__Extracted data entries__.
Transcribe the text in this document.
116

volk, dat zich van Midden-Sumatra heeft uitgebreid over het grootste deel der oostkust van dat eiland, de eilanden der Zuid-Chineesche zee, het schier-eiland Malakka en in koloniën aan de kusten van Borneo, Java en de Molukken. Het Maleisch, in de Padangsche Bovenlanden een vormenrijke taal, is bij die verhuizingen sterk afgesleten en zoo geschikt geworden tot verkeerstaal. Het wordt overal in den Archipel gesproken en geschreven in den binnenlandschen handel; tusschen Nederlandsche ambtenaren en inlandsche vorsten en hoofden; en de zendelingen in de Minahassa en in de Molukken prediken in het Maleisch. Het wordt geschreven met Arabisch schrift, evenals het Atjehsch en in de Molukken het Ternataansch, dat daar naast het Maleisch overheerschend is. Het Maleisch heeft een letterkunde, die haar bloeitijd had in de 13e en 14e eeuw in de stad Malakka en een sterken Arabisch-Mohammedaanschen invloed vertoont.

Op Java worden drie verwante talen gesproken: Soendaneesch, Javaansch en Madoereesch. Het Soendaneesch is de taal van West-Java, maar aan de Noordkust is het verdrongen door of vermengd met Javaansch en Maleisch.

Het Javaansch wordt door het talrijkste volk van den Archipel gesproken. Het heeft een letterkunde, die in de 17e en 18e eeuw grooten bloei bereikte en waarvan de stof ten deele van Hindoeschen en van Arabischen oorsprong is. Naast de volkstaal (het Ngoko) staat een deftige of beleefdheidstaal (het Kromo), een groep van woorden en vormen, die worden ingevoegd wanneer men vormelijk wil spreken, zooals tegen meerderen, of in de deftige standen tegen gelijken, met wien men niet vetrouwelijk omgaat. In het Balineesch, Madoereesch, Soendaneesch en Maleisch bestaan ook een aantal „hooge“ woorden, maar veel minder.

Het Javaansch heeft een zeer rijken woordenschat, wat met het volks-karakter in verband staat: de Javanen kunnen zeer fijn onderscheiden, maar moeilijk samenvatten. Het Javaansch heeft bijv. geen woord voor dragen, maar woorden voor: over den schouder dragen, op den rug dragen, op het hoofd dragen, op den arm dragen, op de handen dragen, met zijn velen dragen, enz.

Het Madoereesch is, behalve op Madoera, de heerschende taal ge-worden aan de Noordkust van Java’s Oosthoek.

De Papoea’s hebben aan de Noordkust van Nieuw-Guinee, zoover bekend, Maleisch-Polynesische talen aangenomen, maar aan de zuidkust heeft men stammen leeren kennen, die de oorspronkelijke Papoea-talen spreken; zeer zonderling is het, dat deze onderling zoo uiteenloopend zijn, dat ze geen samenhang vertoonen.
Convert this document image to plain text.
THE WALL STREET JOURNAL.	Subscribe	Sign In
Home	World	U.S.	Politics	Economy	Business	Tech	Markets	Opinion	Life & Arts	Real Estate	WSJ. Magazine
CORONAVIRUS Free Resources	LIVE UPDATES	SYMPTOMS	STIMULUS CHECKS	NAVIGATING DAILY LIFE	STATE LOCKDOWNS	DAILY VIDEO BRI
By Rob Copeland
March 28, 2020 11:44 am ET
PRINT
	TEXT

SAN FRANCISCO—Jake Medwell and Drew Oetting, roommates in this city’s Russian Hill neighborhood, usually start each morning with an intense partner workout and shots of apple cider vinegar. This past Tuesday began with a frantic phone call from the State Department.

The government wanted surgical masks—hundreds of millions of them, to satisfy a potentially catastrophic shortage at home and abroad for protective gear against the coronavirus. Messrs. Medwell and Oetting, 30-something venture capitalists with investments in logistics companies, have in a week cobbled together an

__WORK ITEM__. The job here is to find each line above with the word "zijn" and copy it.

__EXPECTED ANSWER__.
Het Javaansch heeft een zeer rijken woordenschat, wat met het volks-karakter in verband staat: de Javanen kunnen zeer fijn onderscheiden, maar moeilijk samenvatten. Het Javaansch heeft bijv. geen woord voor dragen, maar woorden voor: over den schouder dragen, op den rug dragen, op het hoofd dragen, op den arm dragen, op de handen dragen, met zijn velen dragen, enz.
De Papoea’s hebben aan de Noordkust van Nieuw-Guinee, zoover bekend, Maleisch-Polynesische talen aangenomen, maar aan de zuidkust heeft men stammen leeren kennen, die de oorspronkelijke Papoea-talen spreken; zeer zonderling is het, dat deze onderling zoo uiteenloopend zijn, dat ze geen samenhang vertoonen.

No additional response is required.